Saved data entries:
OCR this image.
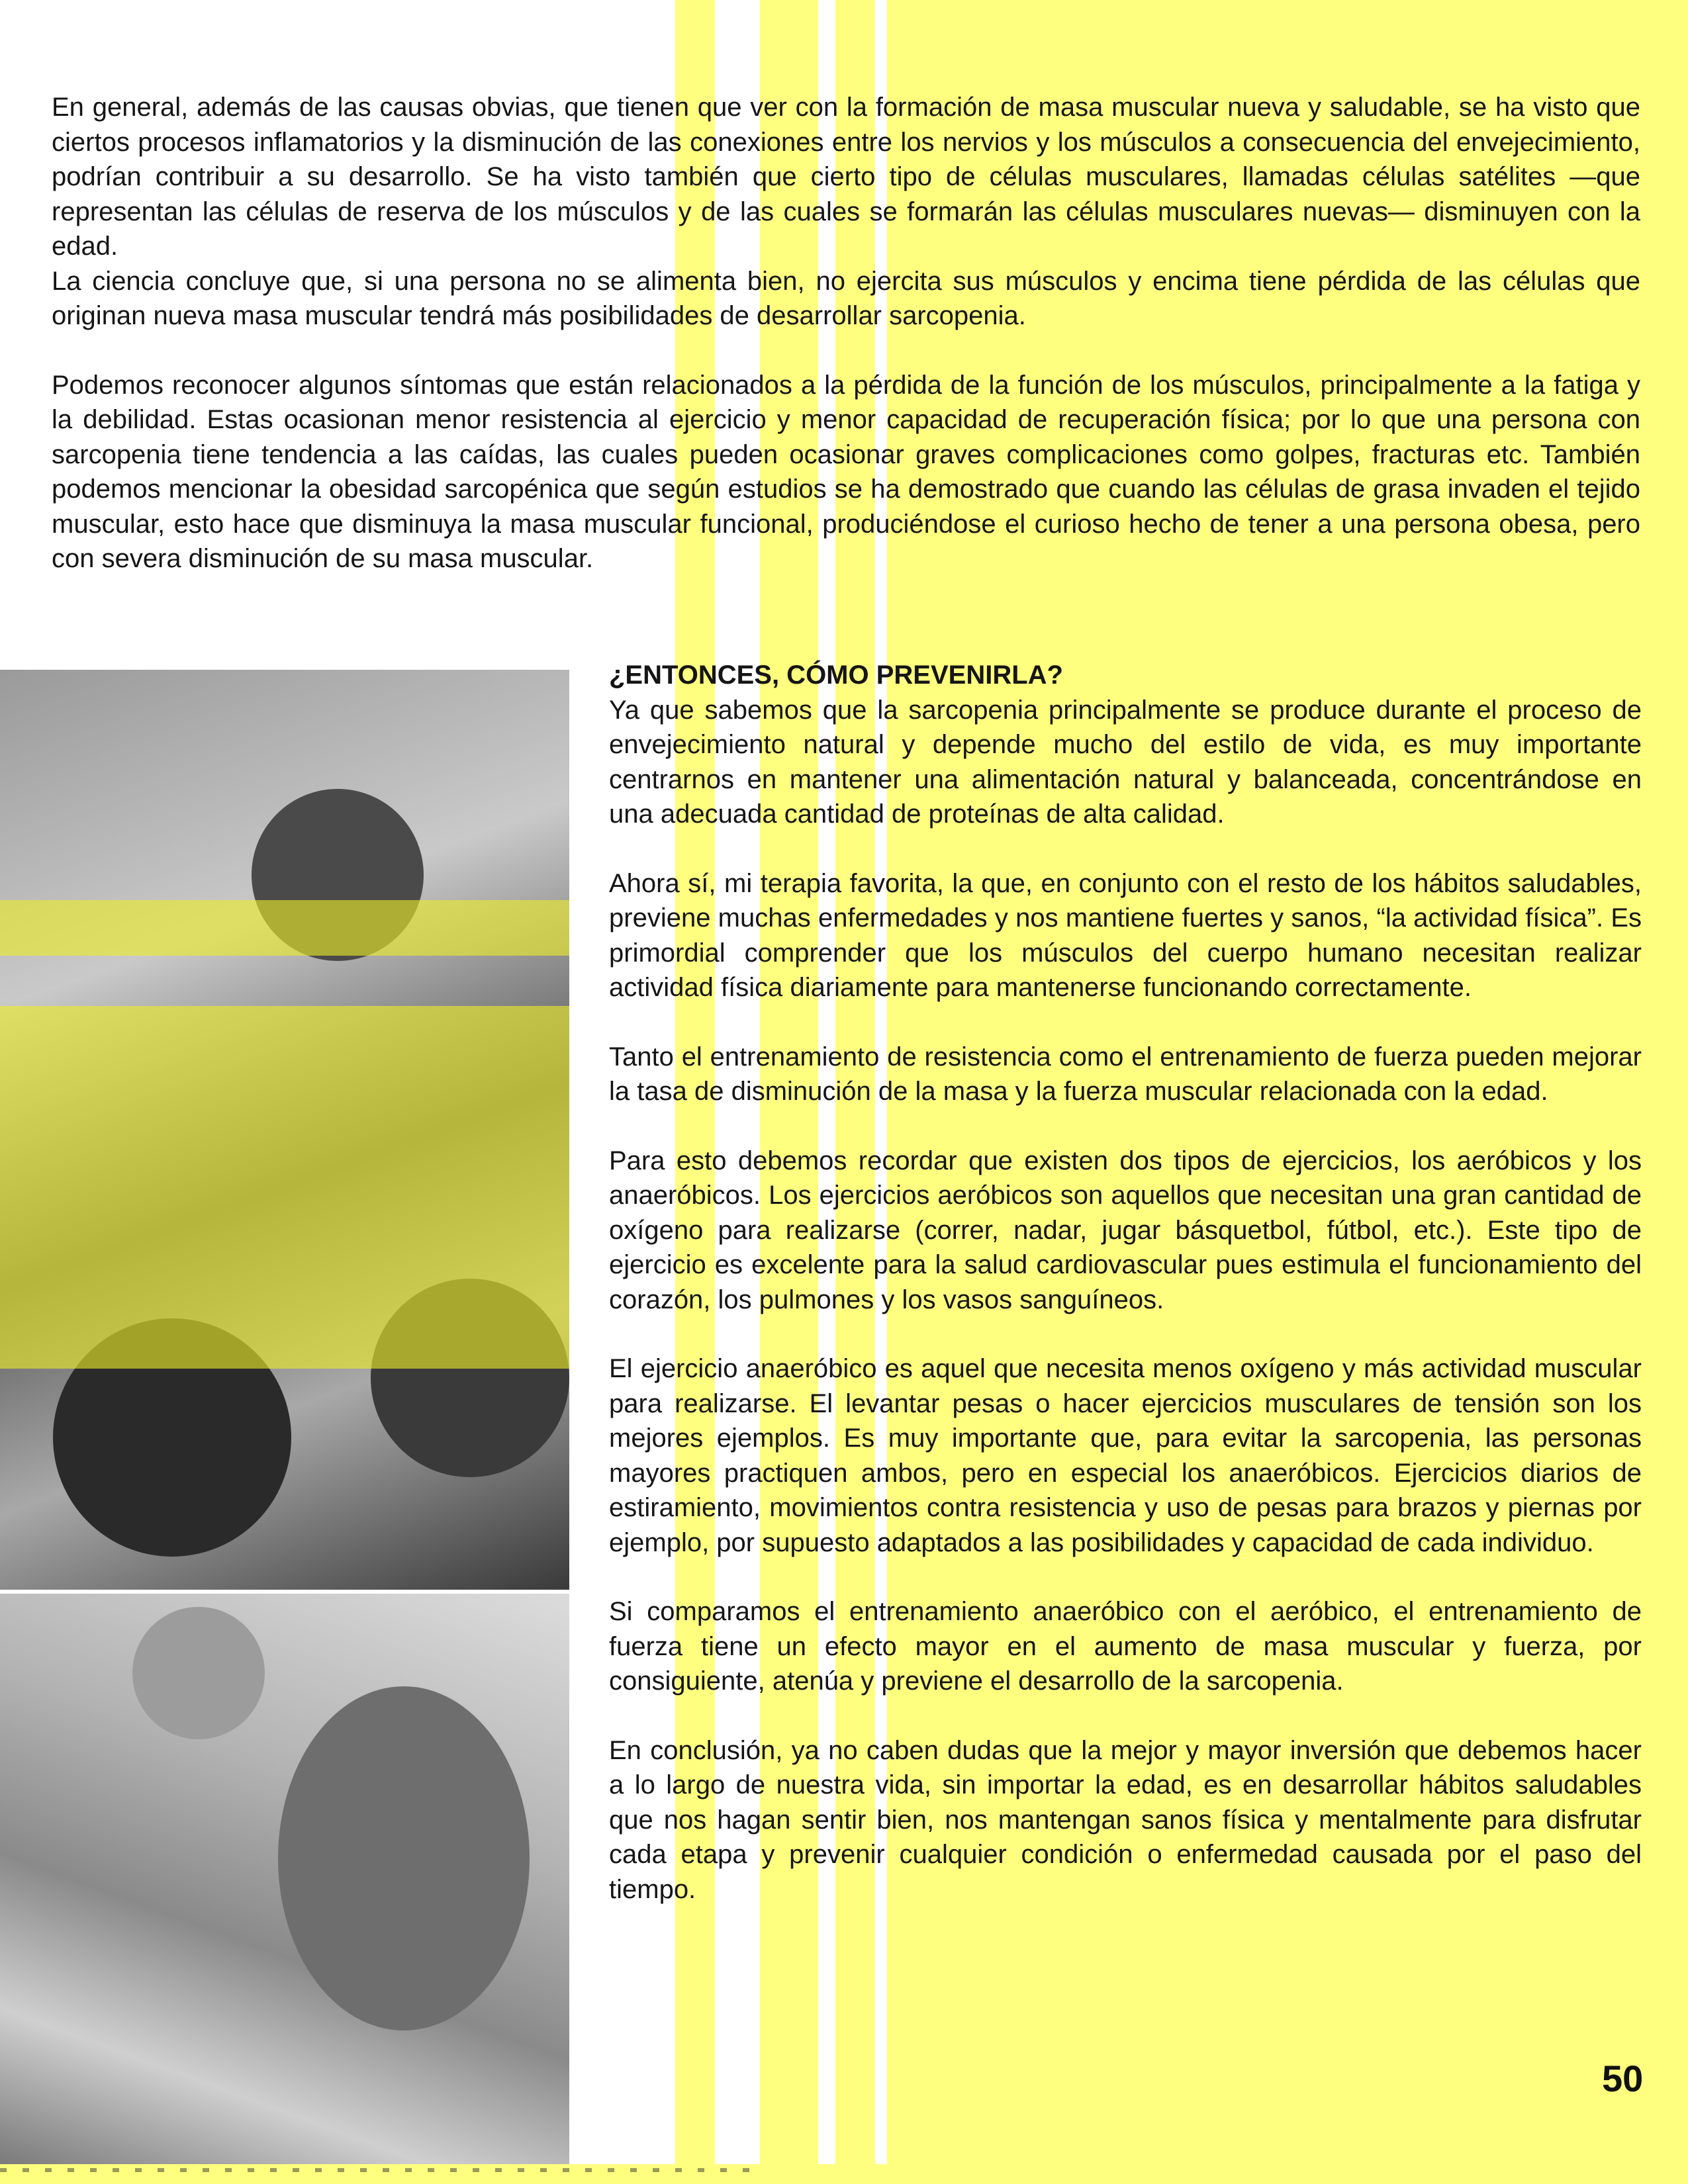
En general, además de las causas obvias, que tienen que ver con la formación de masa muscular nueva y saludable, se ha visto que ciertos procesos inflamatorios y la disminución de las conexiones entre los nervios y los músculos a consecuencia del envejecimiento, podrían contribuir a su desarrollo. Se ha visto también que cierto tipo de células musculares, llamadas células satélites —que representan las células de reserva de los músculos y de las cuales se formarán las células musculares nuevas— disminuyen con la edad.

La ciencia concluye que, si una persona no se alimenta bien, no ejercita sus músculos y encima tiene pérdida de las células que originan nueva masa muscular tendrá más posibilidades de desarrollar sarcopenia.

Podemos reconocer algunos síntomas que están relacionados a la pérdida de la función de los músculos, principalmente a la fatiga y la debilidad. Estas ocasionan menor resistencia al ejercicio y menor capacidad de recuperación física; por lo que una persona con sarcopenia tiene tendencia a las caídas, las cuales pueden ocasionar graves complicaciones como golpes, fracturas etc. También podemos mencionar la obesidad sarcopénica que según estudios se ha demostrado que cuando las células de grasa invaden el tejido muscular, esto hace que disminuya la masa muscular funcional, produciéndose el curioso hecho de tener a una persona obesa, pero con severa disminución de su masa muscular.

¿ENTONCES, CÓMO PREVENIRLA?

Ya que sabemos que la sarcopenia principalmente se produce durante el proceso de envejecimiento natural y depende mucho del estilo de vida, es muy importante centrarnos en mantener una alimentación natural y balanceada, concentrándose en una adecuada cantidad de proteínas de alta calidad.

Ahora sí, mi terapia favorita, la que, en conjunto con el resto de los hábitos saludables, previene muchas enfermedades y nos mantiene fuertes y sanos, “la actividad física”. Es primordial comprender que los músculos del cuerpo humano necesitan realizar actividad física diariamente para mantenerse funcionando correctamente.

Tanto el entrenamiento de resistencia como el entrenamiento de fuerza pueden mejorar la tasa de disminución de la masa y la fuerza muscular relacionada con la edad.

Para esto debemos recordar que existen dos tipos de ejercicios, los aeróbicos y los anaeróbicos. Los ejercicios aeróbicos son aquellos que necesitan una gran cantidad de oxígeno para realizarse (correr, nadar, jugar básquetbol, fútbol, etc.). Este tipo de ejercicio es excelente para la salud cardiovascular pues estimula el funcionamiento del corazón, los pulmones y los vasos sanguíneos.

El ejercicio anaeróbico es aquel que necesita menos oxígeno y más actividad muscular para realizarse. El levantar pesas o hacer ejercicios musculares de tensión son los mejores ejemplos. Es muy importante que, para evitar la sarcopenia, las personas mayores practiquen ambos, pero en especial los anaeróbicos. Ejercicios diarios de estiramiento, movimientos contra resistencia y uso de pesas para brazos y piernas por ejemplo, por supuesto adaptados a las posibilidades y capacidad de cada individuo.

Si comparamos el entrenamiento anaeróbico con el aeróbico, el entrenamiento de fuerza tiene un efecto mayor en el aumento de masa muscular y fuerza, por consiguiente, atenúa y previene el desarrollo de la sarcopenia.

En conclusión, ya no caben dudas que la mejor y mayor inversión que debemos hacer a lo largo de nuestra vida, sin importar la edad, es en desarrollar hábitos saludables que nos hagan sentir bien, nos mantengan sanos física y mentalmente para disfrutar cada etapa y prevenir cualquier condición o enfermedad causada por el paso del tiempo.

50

--

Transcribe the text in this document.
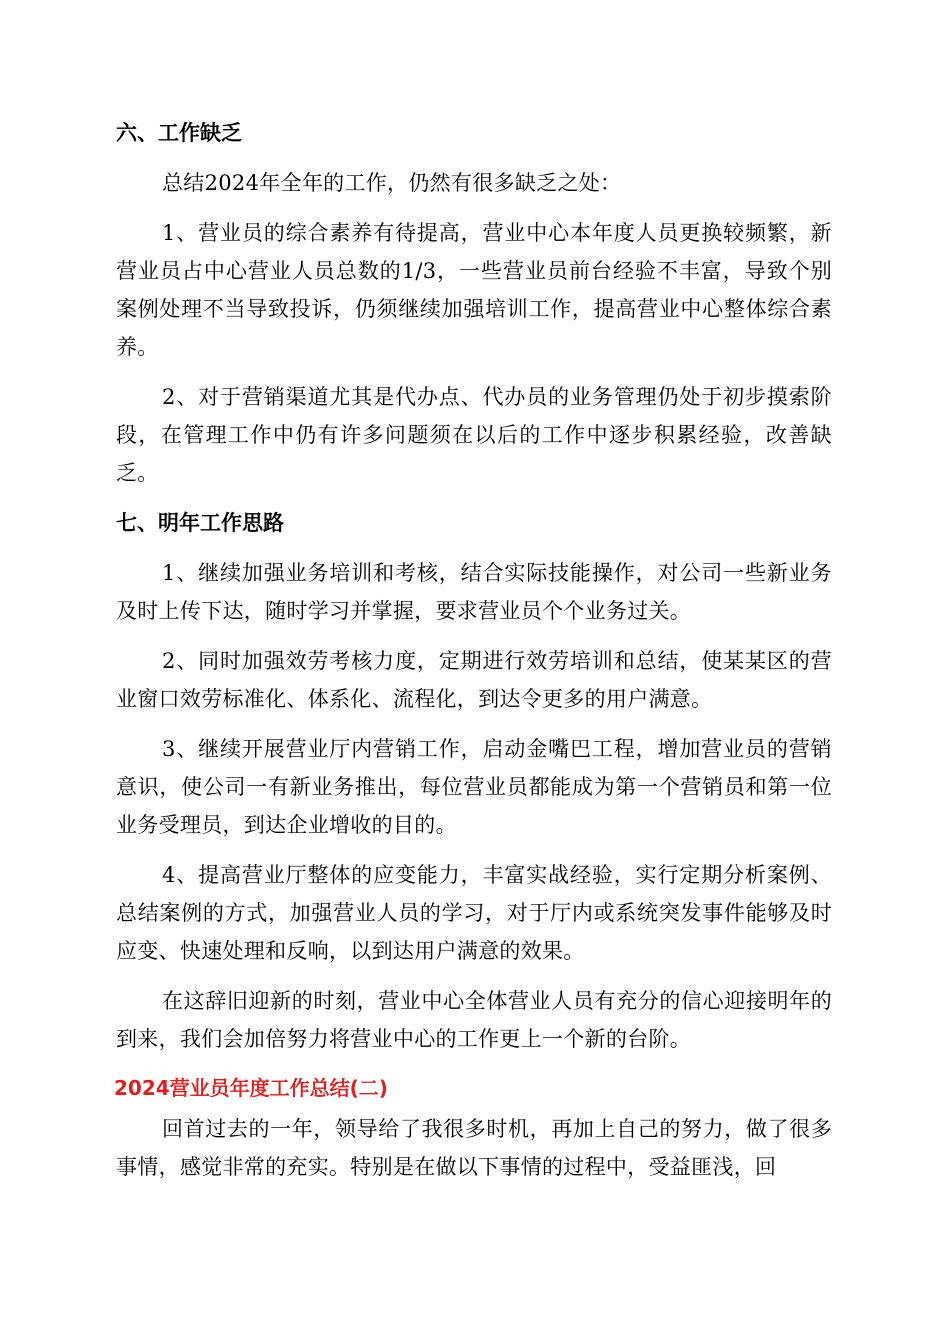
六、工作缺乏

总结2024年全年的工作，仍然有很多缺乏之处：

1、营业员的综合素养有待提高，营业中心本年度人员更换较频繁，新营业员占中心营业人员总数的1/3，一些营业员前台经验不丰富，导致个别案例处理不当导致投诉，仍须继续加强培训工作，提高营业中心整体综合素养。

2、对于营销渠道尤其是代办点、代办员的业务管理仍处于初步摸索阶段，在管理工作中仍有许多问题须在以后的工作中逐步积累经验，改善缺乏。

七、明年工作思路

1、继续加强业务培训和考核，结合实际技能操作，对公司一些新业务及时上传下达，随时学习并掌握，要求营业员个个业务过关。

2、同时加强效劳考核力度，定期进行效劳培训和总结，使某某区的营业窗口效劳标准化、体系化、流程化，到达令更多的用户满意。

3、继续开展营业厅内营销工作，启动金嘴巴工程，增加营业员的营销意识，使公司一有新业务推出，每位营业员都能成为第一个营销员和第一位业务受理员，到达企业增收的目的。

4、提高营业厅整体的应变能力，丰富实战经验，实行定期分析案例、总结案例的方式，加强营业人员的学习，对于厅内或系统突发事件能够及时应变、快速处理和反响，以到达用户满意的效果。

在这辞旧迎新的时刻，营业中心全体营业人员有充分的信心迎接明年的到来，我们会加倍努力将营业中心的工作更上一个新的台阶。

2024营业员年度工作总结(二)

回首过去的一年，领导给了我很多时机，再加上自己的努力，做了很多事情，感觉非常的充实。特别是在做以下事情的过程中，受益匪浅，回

* * *

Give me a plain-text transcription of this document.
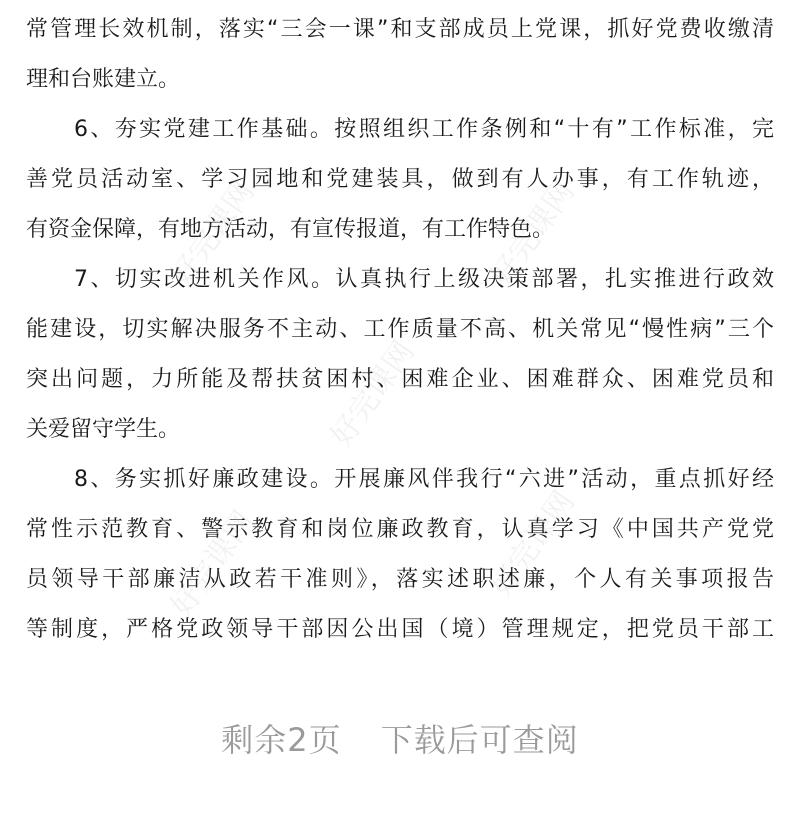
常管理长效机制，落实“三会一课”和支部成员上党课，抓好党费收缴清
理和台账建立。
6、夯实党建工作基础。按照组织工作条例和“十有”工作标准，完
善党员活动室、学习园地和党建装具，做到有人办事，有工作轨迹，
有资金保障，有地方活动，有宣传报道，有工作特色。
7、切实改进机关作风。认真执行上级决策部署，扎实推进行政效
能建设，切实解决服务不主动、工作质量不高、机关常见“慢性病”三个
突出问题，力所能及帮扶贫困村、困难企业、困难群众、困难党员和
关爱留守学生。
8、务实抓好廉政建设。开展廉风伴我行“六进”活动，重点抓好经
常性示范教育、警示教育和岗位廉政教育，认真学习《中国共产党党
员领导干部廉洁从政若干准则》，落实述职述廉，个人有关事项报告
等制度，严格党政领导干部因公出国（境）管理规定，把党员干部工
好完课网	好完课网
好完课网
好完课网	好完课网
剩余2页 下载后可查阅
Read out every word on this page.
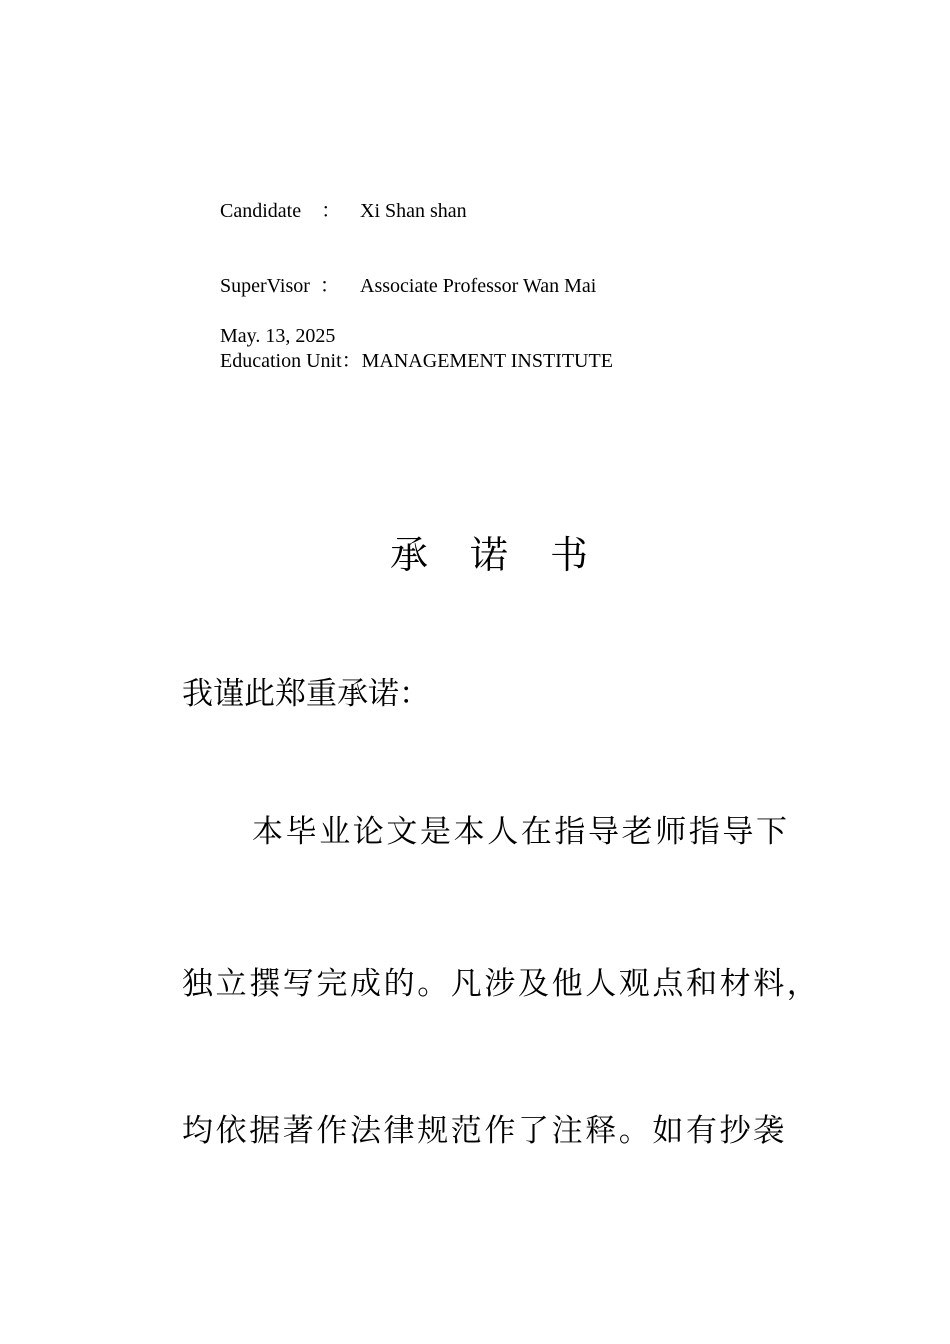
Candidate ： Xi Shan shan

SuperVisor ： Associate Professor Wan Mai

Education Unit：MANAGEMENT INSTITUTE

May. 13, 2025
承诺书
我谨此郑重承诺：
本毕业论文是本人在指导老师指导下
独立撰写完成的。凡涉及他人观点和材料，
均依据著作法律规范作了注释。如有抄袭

▶ REQUIREMENT
Across the material above, how many lines include the string "entrenamiento"? Only the number is wanted.

▶ OUTPUT BELOW
2